**Listing:**

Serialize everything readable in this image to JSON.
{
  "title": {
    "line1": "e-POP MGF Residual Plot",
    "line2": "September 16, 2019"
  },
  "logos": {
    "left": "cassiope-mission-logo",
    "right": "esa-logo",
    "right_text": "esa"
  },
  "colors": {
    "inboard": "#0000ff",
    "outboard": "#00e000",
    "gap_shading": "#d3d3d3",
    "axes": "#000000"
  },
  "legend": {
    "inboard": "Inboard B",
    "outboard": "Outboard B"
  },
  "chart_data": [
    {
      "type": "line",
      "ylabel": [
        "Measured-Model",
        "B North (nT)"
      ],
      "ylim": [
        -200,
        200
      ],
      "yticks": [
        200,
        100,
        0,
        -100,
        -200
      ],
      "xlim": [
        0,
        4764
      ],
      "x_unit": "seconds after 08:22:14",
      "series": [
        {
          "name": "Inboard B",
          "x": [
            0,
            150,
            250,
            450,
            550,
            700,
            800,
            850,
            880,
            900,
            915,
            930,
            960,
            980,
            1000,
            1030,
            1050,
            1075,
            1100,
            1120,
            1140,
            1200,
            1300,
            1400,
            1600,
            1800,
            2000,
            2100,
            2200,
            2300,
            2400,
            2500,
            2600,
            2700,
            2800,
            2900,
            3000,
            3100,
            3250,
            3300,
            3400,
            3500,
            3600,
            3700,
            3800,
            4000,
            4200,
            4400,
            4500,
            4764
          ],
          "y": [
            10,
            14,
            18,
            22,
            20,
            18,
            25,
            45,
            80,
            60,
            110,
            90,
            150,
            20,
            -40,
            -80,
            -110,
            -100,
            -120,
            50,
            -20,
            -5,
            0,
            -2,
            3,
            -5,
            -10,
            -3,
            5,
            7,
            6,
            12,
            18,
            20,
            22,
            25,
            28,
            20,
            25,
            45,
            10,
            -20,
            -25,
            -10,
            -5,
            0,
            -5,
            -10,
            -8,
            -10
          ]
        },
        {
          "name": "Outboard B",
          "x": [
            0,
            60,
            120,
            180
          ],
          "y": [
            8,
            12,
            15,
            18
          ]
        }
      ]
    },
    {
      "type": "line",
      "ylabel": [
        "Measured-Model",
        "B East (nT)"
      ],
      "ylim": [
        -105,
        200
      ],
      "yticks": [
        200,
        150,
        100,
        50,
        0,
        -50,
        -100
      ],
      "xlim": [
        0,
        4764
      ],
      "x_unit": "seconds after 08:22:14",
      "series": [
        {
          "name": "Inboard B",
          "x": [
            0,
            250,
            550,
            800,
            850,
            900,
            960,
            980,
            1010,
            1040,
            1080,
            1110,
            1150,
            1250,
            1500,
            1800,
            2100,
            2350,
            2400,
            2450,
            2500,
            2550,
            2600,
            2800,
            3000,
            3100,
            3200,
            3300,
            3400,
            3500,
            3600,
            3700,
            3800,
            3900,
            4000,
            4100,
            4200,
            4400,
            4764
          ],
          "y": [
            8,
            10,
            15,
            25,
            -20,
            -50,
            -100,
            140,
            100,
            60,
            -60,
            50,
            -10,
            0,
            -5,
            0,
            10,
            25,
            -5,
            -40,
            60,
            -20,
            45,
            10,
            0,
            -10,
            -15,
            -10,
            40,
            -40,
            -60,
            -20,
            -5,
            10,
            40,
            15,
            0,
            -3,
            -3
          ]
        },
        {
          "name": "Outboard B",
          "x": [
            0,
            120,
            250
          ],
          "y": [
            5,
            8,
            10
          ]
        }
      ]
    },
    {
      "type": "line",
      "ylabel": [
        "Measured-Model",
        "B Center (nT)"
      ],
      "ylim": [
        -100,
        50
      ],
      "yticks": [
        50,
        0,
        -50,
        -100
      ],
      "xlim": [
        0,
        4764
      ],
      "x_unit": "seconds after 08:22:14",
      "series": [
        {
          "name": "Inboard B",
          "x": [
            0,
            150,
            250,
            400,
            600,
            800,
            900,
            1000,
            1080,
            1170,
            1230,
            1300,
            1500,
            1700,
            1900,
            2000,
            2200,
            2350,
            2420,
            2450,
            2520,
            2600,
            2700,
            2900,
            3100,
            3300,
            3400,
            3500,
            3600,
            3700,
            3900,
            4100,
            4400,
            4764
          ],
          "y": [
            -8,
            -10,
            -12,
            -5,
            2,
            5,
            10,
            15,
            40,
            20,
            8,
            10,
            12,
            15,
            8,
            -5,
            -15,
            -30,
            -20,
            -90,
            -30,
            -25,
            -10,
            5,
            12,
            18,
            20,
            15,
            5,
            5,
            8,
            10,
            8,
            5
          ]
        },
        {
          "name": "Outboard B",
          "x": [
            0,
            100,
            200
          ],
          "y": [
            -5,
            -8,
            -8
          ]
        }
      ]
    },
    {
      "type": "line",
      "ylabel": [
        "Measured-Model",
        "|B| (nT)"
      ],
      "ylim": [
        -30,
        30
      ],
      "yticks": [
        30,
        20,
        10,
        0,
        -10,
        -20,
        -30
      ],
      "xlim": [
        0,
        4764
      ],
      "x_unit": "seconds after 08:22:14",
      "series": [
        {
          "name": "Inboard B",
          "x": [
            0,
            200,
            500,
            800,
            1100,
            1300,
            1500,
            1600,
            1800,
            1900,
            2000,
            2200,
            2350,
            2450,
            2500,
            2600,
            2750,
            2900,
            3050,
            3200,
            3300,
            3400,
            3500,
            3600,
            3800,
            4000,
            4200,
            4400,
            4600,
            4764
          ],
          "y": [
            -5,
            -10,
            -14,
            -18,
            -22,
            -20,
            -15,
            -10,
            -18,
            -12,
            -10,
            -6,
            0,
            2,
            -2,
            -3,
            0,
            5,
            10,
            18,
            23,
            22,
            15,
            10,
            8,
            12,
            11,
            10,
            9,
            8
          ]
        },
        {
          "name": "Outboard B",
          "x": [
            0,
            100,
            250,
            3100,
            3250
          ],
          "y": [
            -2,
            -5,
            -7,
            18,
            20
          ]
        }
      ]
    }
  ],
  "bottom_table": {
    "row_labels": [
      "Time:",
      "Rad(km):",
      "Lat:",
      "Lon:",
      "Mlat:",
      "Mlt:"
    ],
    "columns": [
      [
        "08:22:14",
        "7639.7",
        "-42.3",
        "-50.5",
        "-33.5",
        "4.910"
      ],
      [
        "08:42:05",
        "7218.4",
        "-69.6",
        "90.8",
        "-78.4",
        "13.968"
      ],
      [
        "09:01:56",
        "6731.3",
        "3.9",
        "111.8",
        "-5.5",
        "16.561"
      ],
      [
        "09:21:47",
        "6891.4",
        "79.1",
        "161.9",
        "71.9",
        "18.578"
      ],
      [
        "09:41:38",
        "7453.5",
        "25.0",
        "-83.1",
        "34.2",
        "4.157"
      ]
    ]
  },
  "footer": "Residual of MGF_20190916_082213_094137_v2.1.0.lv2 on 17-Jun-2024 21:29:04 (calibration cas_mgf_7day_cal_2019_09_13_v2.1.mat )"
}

**Stated exercise:**
Please repeat the listing exactly, with nothing left out.

**Output of the task:**
Serialize everything readable in this image to JSON.
{
  "title": {
    "line1": "e-POP MGF Residual Plot",
    "line2": "September 16, 2019"
  },
  "logos": {
    "left": "cassiope-mission-logo",
    "right": "esa-logo",
    "right_text": "esa"
  },
  "colors": {
    "inboard": "#0000ff",
    "outboard": "#00e000",
    "gap_shading": "#d3d3d3",
    "axes": "#000000"
  },
  "legend": {
    "inboard": "Inboard B",
    "outboard": "Outboard B"
  },
  "chart_data": [
    {
      "type": "line",
      "ylabel": [
        "Measured-Model",
        "B North (nT)"
      ],
      "ylim": [
        -200,
        200
      ],
      "yticks": [
        200,
        100,
        0,
        -100,
        -200
      ],
      "xlim": [
        0,
        4764
      ],
      "x_unit": "seconds after 08:22:14",
      "series": [
        {
          "name": "Inboard B",
          "x": [
            0,
            150,
            250,
            450,
            550,
            700,
            800,
            850,
            880,
            900,
            915,
            930,
            960,
            980,
            1000,
            1030,
            1050,
            1075,
            1100,
            1120,
            1140,
            1200,
            1300,
            1400,
            1600,
            1800,
            2000,
            2100,
            2200,
            2300,
            2400,
            2500,
            2600,
            2700,
            2800,
            2900,
            3000,
            3100,
            3250,
            3300,
            3400,
            3500,
            3600,
            3700,
            3800,
            4000,
            4200,
            4400,
            4500,
            4764
          ],
          "y": [
            10,
            14,
            18,
            22,
            20,
            18,
            25,
            45,
            80,
            60,
            110,
            90,
            150,
            20,
            -40,
            -80,
            -110,
            -100,
            -120,
            50,
            -20,
            -5,
            0,
            -2,
            3,
            -5,
            -10,
            -3,
            5,
            7,
            6,
            12,
            18,
            20,
            22,
            25,
            28,
            20,
            25,
            45,
            10,
            -20,
            -25,
            -10,
            -5,
            0,
            -5,
            -10,
            -8,
            -10
          ]
        },
        {
          "name": "Outboard B",
          "x": [
            0,
            60,
            120,
            180
          ],
          "y": [
            8,
            12,
            15,
            18
          ]
        }
      ]
    },
    {
      "type": "line",
      "ylabel": [
        "Measured-Model",
        "B East (nT)"
      ],
      "ylim": [
        -105,
        200
      ],
      "yticks": [
        200,
        150,
        100,
        50,
        0,
        -50,
        -100
      ],
      "xlim": [
        0,
        4764
      ],
      "x_unit": "seconds after 08:22:14",
      "series": [
        {
          "name": "Inboard B",
          "x": [
            0,
            250,
            550,
            800,
            850,
            900,
            960,
            980,
            1010,
            1040,
            1080,
            1110,
            1150,
            1250,
            1500,
            1800,
            2100,
            2350,
            2400,
            2450,
            2500,
            2550,
            2600,
            2800,
            3000,
            3100,
            3200,
            3300,
            3400,
            3500,
            3600,
            3700,
            3800,
            3900,
            4000,
            4100,
            4200,
            4400,
            4764
          ],
          "y": [
            8,
            10,
            15,
            25,
            -20,
            -50,
            -100,
            140,
            100,
            60,
            -60,
            50,
            -10,
            0,
            -5,
            0,
            10,
            25,
            -5,
            -40,
            60,
            -20,
            45,
            10,
            0,
            -10,
            -15,
            -10,
            40,
            -40,
            -60,
            -20,
            -5,
            10,
            40,
            15,
            0,
            -3,
            -3
          ]
        },
        {
          "name": "Outboard B",
          "x": [
            0,
            120,
            250
          ],
          "y": [
            5,
            8,
            10
          ]
        }
      ]
    },
    {
      "type": "line",
      "ylabel": [
        "Measured-Model",
        "B Center (nT)"
      ],
      "ylim": [
        -100,
        50
      ],
      "yticks": [
        50,
        0,
        -50,
        -100
      ],
      "xlim": [
        0,
        4764
      ],
      "x_unit": "seconds after 08:22:14",
      "series": [
        {
          "name": "Inboard B",
          "x": [
            0,
            150,
            250,
            400,
            600,
            800,
            900,
            1000,
            1080,
            1170,
            1230,
            1300,
            1500,
            1700,
            1900,
            2000,
            2200,
            2350,
            2420,
            2450,
            2520,
            2600,
            2700,
            2900,
            3100,
            3300,
            3400,
            3500,
            3600,
            3700,
            3900,
            4100,
            4400,
            4764
          ],
          "y": [
            -8,
            -10,
            -12,
            -5,
            2,
            5,
            10,
            15,
            40,
            20,
            8,
            10,
            12,
            15,
            8,
            -5,
            -15,
            -30,
            -20,
            -90,
            -30,
            -25,
            -10,
            5,
            12,
            18,
            20,
            15,
            5,
            5,
            8,
            10,
            8,
            5
          ]
        },
        {
          "name": "Outboard B",
          "x": [
            0,
            100,
            200
          ],
          "y": [
            -5,
            -8,
            -8
          ]
        }
      ]
    },
    {
      "type": "line",
      "ylabel": [
        "Measured-Model",
        "|B| (nT)"
      ],
      "ylim": [
        -30,
        30
      ],
      "yticks": [
        30,
        20,
        10,
        0,
        -10,
        -20,
        -30
      ],
      "xlim": [
        0,
        4764
      ],
      "x_unit": "seconds after 08:22:14",
      "series": [
        {
          "name": "Inboard B",
          "x": [
            0,
            200,
            500,
            800,
            1100,
            1300,
            1500,
            1600,
            1800,
            1900,
            2000,
            2200,
            2350,
            2450,
            2500,
            2600,
            2750,
            2900,
            3050,
            3200,
            3300,
            3400,
            3500,
            3600,
            3800,
            4000,
            4200,
            4400,
            4600,
            4764
          ],
          "y": [
            -5,
            -10,
            -14,
            -18,
            -22,
            -20,
            -15,
            -10,
            -18,
            -12,
            -10,
            -6,
            0,
            2,
            -2,
            -3,
            0,
            5,
            10,
            18,
            23,
            22,
            15,
            10,
            8,
            12,
            11,
            10,
            9,
            8
          ]
        },
        {
          "name": "Outboard B",
          "x": [
            0,
            100,
            250,
            3100,
            3250
          ],
          "y": [
            -2,
            -5,
            -7,
            18,
            20
          ]
        }
      ]
    }
  ],
  "bottom_table": {
    "row_labels": [
      "Time:",
      "Rad(km):",
      "Lat:",
      "Lon:",
      "Mlat:",
      "Mlt:"
    ],
    "columns": [
      [
        "08:22:14",
        "7639.7",
        "-42.3",
        "-50.5",
        "-33.5",
        "4.910"
      ],
      [
        "08:42:05",
        "7218.4",
        "-69.6",
        "90.8",
        "-78.4",
        "13.968"
      ],
      [
        "09:01:56",
        "6731.3",
        "3.9",
        "111.8",
        "-5.5",
        "16.561"
      ],
      [
        "09:21:47",
        "6891.4",
        "79.1",
        "161.9",
        "71.9",
        "18.578"
      ],
      [
        "09:41:38",
        "7453.5",
        "25.0",
        "-83.1",
        "34.2",
        "4.157"
      ]
    ]
  },
  "footer": "Residual of MGF_20190916_082213_094137_v2.1.0.lv2 on 17-Jun-2024 21:29:04 (calibration cas_mgf_7day_cal_2019_09_13_v2.1.mat )"
}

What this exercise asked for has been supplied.